Write out all of the data exactly as it appears.

*** DATA EXTRACT ***

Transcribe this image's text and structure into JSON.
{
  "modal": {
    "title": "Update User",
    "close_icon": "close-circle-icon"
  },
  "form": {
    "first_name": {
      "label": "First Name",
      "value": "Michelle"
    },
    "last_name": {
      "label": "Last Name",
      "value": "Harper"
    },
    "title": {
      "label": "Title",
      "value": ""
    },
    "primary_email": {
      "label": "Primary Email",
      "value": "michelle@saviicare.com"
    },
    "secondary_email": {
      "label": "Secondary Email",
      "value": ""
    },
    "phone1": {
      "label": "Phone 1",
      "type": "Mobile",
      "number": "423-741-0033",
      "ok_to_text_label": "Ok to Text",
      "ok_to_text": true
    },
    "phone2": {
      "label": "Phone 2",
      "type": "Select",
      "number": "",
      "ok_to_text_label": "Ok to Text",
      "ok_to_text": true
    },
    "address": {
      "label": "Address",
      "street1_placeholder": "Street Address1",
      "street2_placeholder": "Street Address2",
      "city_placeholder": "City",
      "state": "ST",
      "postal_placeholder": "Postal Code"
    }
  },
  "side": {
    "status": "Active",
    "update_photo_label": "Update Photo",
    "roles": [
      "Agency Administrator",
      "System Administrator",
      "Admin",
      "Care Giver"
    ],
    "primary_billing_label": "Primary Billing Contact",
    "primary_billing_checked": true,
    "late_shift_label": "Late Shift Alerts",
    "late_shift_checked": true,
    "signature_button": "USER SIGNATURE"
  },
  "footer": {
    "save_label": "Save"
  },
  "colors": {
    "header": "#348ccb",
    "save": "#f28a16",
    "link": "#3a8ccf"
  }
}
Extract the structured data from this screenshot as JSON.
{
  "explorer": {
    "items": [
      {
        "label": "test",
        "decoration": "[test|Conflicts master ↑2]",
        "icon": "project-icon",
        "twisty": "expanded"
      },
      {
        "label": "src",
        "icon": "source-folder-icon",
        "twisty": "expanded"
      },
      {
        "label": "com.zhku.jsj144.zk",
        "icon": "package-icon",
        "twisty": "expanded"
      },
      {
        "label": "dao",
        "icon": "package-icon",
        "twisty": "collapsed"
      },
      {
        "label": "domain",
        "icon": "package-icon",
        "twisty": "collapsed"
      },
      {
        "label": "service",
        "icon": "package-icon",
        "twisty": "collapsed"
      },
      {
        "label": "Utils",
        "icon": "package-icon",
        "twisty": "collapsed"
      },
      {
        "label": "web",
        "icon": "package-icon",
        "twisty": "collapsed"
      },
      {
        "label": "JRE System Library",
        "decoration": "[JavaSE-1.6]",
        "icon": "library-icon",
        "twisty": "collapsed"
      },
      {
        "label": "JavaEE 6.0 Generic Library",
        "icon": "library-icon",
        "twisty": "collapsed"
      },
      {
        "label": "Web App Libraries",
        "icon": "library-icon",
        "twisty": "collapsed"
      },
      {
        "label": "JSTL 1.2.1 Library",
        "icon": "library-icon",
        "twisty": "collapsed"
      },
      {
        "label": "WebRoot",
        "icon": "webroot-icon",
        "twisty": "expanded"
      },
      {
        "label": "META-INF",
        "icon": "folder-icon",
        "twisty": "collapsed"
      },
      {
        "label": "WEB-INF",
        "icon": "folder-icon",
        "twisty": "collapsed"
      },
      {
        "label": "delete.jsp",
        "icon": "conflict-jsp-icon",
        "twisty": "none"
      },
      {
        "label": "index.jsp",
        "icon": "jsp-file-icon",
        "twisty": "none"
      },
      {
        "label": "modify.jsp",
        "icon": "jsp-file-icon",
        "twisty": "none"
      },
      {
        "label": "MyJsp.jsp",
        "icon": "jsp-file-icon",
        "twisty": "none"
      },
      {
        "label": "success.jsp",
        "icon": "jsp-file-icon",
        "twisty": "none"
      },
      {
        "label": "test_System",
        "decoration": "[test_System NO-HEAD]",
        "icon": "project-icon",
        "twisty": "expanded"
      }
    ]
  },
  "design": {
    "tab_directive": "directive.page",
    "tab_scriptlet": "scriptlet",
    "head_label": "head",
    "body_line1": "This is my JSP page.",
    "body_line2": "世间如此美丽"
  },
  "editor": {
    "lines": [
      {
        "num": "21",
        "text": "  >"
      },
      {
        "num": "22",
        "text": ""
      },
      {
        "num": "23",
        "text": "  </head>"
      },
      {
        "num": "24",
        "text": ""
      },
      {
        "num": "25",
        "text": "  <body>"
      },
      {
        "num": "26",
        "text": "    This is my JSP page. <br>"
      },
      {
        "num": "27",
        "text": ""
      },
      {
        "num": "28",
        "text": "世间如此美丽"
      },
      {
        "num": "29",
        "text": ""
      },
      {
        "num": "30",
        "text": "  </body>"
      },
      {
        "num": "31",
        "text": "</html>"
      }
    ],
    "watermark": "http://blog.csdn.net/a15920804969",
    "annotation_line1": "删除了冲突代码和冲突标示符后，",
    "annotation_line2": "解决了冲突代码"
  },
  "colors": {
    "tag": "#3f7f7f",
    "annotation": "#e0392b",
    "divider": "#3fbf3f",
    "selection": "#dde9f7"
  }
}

***

RESULT BELOW:
Transcribe this image's text and structure into JSON.
{
  "modal": {
    "title": "Update User",
    "close_icon": "close-circle-icon"
  },
  "form": {
    "first_name": {
      "label": "First Name",
      "value": "Michelle"
    },
    "last_name": {
      "label": "Last Name",
      "value": "Harper"
    },
    "title": {
      "label": "Title",
      "value": ""
    },
    "primary_email": {
      "label": "Primary Email",
      "value": "michelle@saviicare.com"
    },
    "secondary_email": {
      "label": "Secondary Email",
      "value": ""
    },
    "phone1": {
      "label": "Phone 1",
      "type": "Mobile",
      "number": "423-741-0033",
      "ok_to_text_label": "Ok to Text",
      "ok_to_text": true
    },
    "phone2": {
      "label": "Phone 2",
      "type": "Select",
      "number": "",
      "ok_to_text_label": "Ok to Text",
      "ok_to_text": true
    },
    "address": {
      "label": "Address",
      "street1_placeholder": "Street Address1",
      "street2_placeholder": "Street Address2",
      "city_placeholder": "City",
      "state": "ST",
      "postal_placeholder": "Postal Code"
    }
  },
  "side": {
    "status": "Active",
    "update_photo_label": "Update Photo",
    "roles": [
      "Agency Administrator",
      "System Administrator",
      "Admin",
      "Care Giver"
    ],
    "primary_billing_label": "Primary Billing Contact",
    "primary_billing_checked": true,
    "late_shift_label": "Late Shift Alerts",
    "late_shift_checked": true,
    "signature_button": "USER SIGNATURE"
  },
  "footer": {
    "save_label": "Save"
  },
  "colors": {
    "header": "#348ccb",
    "save": "#f28a16",
    "link": "#3a8ccf"
  }
}
Extract the structured data from this screenshot as JSON.
{
  "explorer": {
    "items": [
      {
        "label": "test",
        "decoration": "[test|Conflicts master ↑2]",
        "icon": "project-icon",
        "twisty": "expanded"
      },
      {
        "label": "src",
        "icon": "source-folder-icon",
        "twisty": "expanded"
      },
      {
        "label": "com.zhku.jsj144.zk",
        "icon": "package-icon",
        "twisty": "expanded"
      },
      {
        "label": "dao",
        "icon": "package-icon",
        "twisty": "collapsed"
      },
      {
        "label": "domain",
        "icon": "package-icon",
        "twisty": "collapsed"
      },
      {
        "label": "service",
        "icon": "package-icon",
        "twisty": "collapsed"
      },
      {
        "label": "Utils",
        "icon": "package-icon",
        "twisty": "collapsed"
      },
      {
        "label": "web",
        "icon": "package-icon",
        "twisty": "collapsed"
      },
      {
        "label": "JRE System Library",
        "decoration": "[JavaSE-1.6]",
        "icon": "library-icon",
        "twisty": "collapsed"
      },
      {
        "label": "JavaEE 6.0 Generic Library",
        "icon": "library-icon",
        "twisty": "collapsed"
      },
      {
        "label": "Web App Libraries",
        "icon": "library-icon",
        "twisty": "collapsed"
      },
      {
        "label": "JSTL 1.2.1 Library",
        "icon": "library-icon",
        "twisty": "collapsed"
      },
      {
        "label": "WebRoot",
        "icon": "webroot-icon",
        "twisty": "expanded"
      },
      {
        "label": "META-INF",
        "icon": "folder-icon",
        "twisty": "collapsed"
      },
      {
        "label": "WEB-INF",
        "icon": "folder-icon",
        "twisty": "collapsed"
      },
      {
        "label": "delete.jsp",
        "icon": "conflict-jsp-icon",
        "twisty": "none"
      },
      {
        "label": "index.jsp",
        "icon": "jsp-file-icon",
        "twisty": "none"
      },
      {
        "label": "modify.jsp",
        "icon": "jsp-file-icon",
        "twisty": "none"
      },
      {
        "label": "MyJsp.jsp",
        "icon": "jsp-file-icon",
        "twisty": "none"
      },
      {
        "label": "success.jsp",
        "icon": "jsp-file-icon",
        "twisty": "none"
      },
      {
        "label": "test_System",
        "decoration": "[test_System NO-HEAD]",
        "icon": "project-icon",
        "twisty": "expanded"
      }
    ]
  },
  "design": {
    "tab_directive": "directive.page",
    "tab_scriptlet": "scriptlet",
    "head_label": "head",
    "body_line1": "This is my JSP page.",
    "body_line2": "世间如此美丽"
  },
  "editor": {
    "lines": [
      {
        "num": "21",
        "text": "  >"
      },
      {
        "num": "22",
        "text": ""
      },
      {
        "num": "23",
        "text": "  </head>"
      },
      {
        "num": "24",
        "text": ""
      },
      {
        "num": "25",
        "text": "  <body>"
      },
      {
        "num": "26",
        "text": "    This is my JSP page. <br>"
      },
      {
        "num": "27",
        "text": ""
      },
      {
        "num": "28",
        "text": "世间如此美丽"
      },
      {
        "num": "29",
        "text": ""
      },
      {
        "num": "30",
        "text": "  </body>"
      },
      {
        "num": "31",
        "text": "</html>"
      }
    ],
    "watermark": "http://blog.csdn.net/a15920804969",
    "annotation_line1": "删除了冲突代码和冲突标示符后，",
    "annotation_line2": "解决了冲突代码"
  },
  "colors": {
    "tag": "#3f7f7f",
    "annotation": "#e0392b",
    "divider": "#3fbf3f",
    "selection": "#dde9f7"
  }
}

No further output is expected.